Could you copy every entry exactly, with nothing changed?

········

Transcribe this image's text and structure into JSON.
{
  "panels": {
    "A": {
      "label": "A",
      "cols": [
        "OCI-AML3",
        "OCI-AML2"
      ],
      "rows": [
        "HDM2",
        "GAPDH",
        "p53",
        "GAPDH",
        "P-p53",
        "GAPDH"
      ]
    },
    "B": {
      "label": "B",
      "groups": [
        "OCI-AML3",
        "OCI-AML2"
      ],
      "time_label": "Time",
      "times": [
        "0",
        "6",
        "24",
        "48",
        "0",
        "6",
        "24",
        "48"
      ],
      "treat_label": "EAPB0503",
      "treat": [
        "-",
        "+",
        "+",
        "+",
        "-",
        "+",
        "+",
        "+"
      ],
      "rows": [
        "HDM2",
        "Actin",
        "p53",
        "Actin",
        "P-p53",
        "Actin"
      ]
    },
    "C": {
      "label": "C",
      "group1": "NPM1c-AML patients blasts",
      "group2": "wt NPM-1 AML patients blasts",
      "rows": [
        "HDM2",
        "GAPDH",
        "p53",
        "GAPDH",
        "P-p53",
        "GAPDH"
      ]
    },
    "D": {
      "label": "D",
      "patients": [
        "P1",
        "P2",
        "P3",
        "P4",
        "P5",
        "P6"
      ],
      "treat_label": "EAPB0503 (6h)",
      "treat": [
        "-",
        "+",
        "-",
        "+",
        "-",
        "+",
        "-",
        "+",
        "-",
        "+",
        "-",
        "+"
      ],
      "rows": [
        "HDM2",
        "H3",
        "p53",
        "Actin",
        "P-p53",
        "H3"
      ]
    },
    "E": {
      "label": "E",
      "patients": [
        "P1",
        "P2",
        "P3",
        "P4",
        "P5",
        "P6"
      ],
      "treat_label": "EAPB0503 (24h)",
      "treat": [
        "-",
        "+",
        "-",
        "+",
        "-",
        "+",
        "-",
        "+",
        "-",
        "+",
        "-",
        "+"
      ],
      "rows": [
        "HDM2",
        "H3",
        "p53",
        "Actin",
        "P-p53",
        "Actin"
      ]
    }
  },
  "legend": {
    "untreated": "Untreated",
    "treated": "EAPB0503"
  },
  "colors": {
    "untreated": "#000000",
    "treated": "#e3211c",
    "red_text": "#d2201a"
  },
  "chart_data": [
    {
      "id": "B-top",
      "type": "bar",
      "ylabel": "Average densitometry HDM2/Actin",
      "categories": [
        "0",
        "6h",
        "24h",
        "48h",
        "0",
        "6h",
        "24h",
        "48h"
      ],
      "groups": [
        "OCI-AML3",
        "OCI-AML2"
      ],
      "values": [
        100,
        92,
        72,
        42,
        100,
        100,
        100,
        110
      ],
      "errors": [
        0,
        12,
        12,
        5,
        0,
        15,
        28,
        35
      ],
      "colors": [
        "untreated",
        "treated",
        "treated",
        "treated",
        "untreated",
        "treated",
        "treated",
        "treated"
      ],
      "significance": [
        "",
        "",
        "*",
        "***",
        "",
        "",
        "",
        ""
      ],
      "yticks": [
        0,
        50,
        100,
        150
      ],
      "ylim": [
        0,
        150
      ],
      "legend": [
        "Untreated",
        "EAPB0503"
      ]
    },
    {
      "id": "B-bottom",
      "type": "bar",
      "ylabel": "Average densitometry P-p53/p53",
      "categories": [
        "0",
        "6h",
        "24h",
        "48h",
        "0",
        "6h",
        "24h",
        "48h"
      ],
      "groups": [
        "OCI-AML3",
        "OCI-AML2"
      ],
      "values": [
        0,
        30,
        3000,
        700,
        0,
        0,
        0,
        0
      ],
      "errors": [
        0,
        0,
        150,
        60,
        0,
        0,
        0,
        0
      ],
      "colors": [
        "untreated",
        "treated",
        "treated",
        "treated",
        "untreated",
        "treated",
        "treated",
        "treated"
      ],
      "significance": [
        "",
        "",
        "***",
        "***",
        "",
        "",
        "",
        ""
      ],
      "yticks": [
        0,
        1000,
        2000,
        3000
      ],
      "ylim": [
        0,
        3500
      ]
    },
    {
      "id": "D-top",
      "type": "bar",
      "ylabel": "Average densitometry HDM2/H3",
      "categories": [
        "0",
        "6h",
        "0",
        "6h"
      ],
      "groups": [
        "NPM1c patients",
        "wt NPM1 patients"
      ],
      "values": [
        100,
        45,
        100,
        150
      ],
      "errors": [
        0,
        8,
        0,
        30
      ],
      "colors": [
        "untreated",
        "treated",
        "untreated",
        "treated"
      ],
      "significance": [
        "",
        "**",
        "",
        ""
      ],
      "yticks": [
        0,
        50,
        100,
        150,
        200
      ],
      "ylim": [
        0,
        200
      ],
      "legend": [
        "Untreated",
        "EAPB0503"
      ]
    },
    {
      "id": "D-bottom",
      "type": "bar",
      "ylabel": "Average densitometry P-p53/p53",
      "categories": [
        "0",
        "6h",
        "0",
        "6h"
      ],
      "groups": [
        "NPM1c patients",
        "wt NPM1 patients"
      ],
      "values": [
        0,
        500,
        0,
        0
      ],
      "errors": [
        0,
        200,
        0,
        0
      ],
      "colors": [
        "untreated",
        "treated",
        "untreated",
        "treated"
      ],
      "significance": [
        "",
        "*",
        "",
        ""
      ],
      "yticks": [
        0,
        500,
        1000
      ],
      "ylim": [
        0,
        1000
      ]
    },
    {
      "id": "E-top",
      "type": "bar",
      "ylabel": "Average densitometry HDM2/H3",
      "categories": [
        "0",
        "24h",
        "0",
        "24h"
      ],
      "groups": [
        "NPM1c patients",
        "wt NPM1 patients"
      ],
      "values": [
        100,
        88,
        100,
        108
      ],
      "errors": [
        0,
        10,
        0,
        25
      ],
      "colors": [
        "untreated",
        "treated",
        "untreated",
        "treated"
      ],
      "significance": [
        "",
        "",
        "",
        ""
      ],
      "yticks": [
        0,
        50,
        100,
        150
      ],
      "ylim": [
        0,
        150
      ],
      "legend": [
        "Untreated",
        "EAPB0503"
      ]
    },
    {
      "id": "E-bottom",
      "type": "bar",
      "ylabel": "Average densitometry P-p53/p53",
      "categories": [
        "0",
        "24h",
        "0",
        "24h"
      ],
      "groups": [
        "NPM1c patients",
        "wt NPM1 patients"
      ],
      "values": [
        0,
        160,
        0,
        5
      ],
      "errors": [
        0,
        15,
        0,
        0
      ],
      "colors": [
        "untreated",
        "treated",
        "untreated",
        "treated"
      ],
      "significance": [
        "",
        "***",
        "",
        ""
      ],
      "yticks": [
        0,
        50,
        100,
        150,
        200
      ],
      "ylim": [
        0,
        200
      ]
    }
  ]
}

········

* _ANSWER FOR THIS EXERCISE_:
Transcribe this image's text and structure into JSON.
{
  "panels": {
    "A": {
      "label": "A",
      "cols": [
        "OCI-AML3",
        "OCI-AML2"
      ],
      "rows": [
        "HDM2",
        "GAPDH",
        "p53",
        "GAPDH",
        "P-p53",
        "GAPDH"
      ]
    },
    "B": {
      "label": "B",
      "groups": [
        "OCI-AML3",
        "OCI-AML2"
      ],
      "time_label": "Time",
      "times": [
        "0",
        "6",
        "24",
        "48",
        "0",
        "6",
        "24",
        "48"
      ],
      "treat_label": "EAPB0503",
      "treat": [
        "-",
        "+",
        "+",
        "+",
        "-",
        "+",
        "+",
        "+"
      ],
      "rows": [
        "HDM2",
        "Actin",
        "p53",
        "Actin",
        "P-p53",
        "Actin"
      ]
    },
    "C": {
      "label": "C",
      "group1": "NPM1c-AML patients blasts",
      "group2": "wt NPM-1 AML patients blasts",
      "rows": [
        "HDM2",
        "GAPDH",
        "p53",
        "GAPDH",
        "P-p53",
        "GAPDH"
      ]
    },
    "D": {
      "label": "D",
      "patients": [
        "P1",
        "P2",
        "P3",
        "P4",
        "P5",
        "P6"
      ],
      "treat_label": "EAPB0503 (6h)",
      "treat": [
        "-",
        "+",
        "-",
        "+",
        "-",
        "+",
        "-",
        "+",
        "-",
        "+",
        "-",
        "+"
      ],
      "rows": [
        "HDM2",
        "H3",
        "p53",
        "Actin",
        "P-p53",
        "H3"
      ]
    },
    "E": {
      "label": "E",
      "patients": [
        "P1",
        "P2",
        "P3",
        "P4",
        "P5",
        "P6"
      ],
      "treat_label": "EAPB0503 (24h)",
      "treat": [
        "-",
        "+",
        "-",
        "+",
        "-",
        "+",
        "-",
        "+",
        "-",
        "+",
        "-",
        "+"
      ],
      "rows": [
        "HDM2",
        "H3",
        "p53",
        "Actin",
        "P-p53",
        "Actin"
      ]
    }
  },
  "legend": {
    "untreated": "Untreated",
    "treated": "EAPB0503"
  },
  "colors": {
    "untreated": "#000000",
    "treated": "#e3211c",
    "red_text": "#d2201a"
  },
  "chart_data": [
    {
      "id": "B-top",
      "type": "bar",
      "ylabel": "Average densitometry HDM2/Actin",
      "categories": [
        "0",
        "6h",
        "24h",
        "48h",
        "0",
        "6h",
        "24h",
        "48h"
      ],
      "groups": [
        "OCI-AML3",
        "OCI-AML2"
      ],
      "values": [
        100,
        92,
        72,
        42,
        100,
        100,
        100,
        110
      ],
      "errors": [
        0,
        12,
        12,
        5,
        0,
        15,
        28,
        35
      ],
      "colors": [
        "untreated",
        "treated",
        "treated",
        "treated",
        "untreated",
        "treated",
        "treated",
        "treated"
      ],
      "significance": [
        "",
        "",
        "*",
        "***",
        "",
        "",
        "",
        ""
      ],
      "yticks": [
        0,
        50,
        100,
        150
      ],
      "ylim": [
        0,
        150
      ],
      "legend": [
        "Untreated",
        "EAPB0503"
      ]
    },
    {
      "id": "B-bottom",
      "type": "bar",
      "ylabel": "Average densitometry P-p53/p53",
      "categories": [
        "0",
        "6h",
        "24h",
        "48h",
        "0",
        "6h",
        "24h",
        "48h"
      ],
      "groups": [
        "OCI-AML3",
        "OCI-AML2"
      ],
      "values": [
        0,
        30,
        3000,
        700,
        0,
        0,
        0,
        0
      ],
      "errors": [
        0,
        0,
        150,
        60,
        0,
        0,
        0,
        0
      ],
      "colors": [
        "untreated",
        "treated",
        "treated",
        "treated",
        "untreated",
        "treated",
        "treated",
        "treated"
      ],
      "significance": [
        "",
        "",
        "***",
        "***",
        "",
        "",
        "",
        ""
      ],
      "yticks": [
        0,
        1000,
        2000,
        3000
      ],
      "ylim": [
        0,
        3500
      ]
    },
    {
      "id": "D-top",
      "type": "bar",
      "ylabel": "Average densitometry HDM2/H3",
      "categories": [
        "0",
        "6h",
        "0",
        "6h"
      ],
      "groups": [
        "NPM1c patients",
        "wt NPM1 patients"
      ],
      "values": [
        100,
        45,
        100,
        150
      ],
      "errors": [
        0,
        8,
        0,
        30
      ],
      "colors": [
        "untreated",
        "treated",
        "untreated",
        "treated"
      ],
      "significance": [
        "",
        "**",
        "",
        ""
      ],
      "yticks": [
        0,
        50,
        100,
        150,
        200
      ],
      "ylim": [
        0,
        200
      ],
      "legend": [
        "Untreated",
        "EAPB0503"
      ]
    },
    {
      "id": "D-bottom",
      "type": "bar",
      "ylabel": "Average densitometry P-p53/p53",
      "categories": [
        "0",
        "6h",
        "0",
        "6h"
      ],
      "groups": [
        "NPM1c patients",
        "wt NPM1 patients"
      ],
      "values": [
        0,
        500,
        0,
        0
      ],
      "errors": [
        0,
        200,
        0,
        0
      ],
      "colors": [
        "untreated",
        "treated",
        "untreated",
        "treated"
      ],
      "significance": [
        "",
        "*",
        "",
        ""
      ],
      "yticks": [
        0,
        500,
        1000
      ],
      "ylim": [
        0,
        1000
      ]
    },
    {
      "id": "E-top",
      "type": "bar",
      "ylabel": "Average densitometry HDM2/H3",
      "categories": [
        "0",
        "24h",
        "0",
        "24h"
      ],
      "groups": [
        "NPM1c patients",
        "wt NPM1 patients"
      ],
      "values": [
        100,
        88,
        100,
        108
      ],
      "errors": [
        0,
        10,
        0,
        25
      ],
      "colors": [
        "untreated",
        "treated",
        "untreated",
        "treated"
      ],
      "significance": [
        "",
        "",
        "",
        ""
      ],
      "yticks": [
        0,
        50,
        100,
        150
      ],
      "ylim": [
        0,
        150
      ],
      "legend": [
        "Untreated",
        "EAPB0503"
      ]
    },
    {
      "id": "E-bottom",
      "type": "bar",
      "ylabel": "Average densitometry P-p53/p53",
      "categories": [
        "0",
        "24h",
        "0",
        "24h"
      ],
      "groups": [
        "NPM1c patients",
        "wt NPM1 patients"
      ],
      "values": [
        0,
        160,
        0,
        5
      ],
      "errors": [
        0,
        15,
        0,
        0
      ],
      "colors": [
        "untreated",
        "treated",
        "untreated",
        "treated"
      ],
      "significance": [
        "",
        "***",
        "",
        ""
      ],
      "yticks": [
        0,
        50,
        100,
        150,
        200
      ],
      "ylim": [
        0,
        200
      ]
    }
  ]
}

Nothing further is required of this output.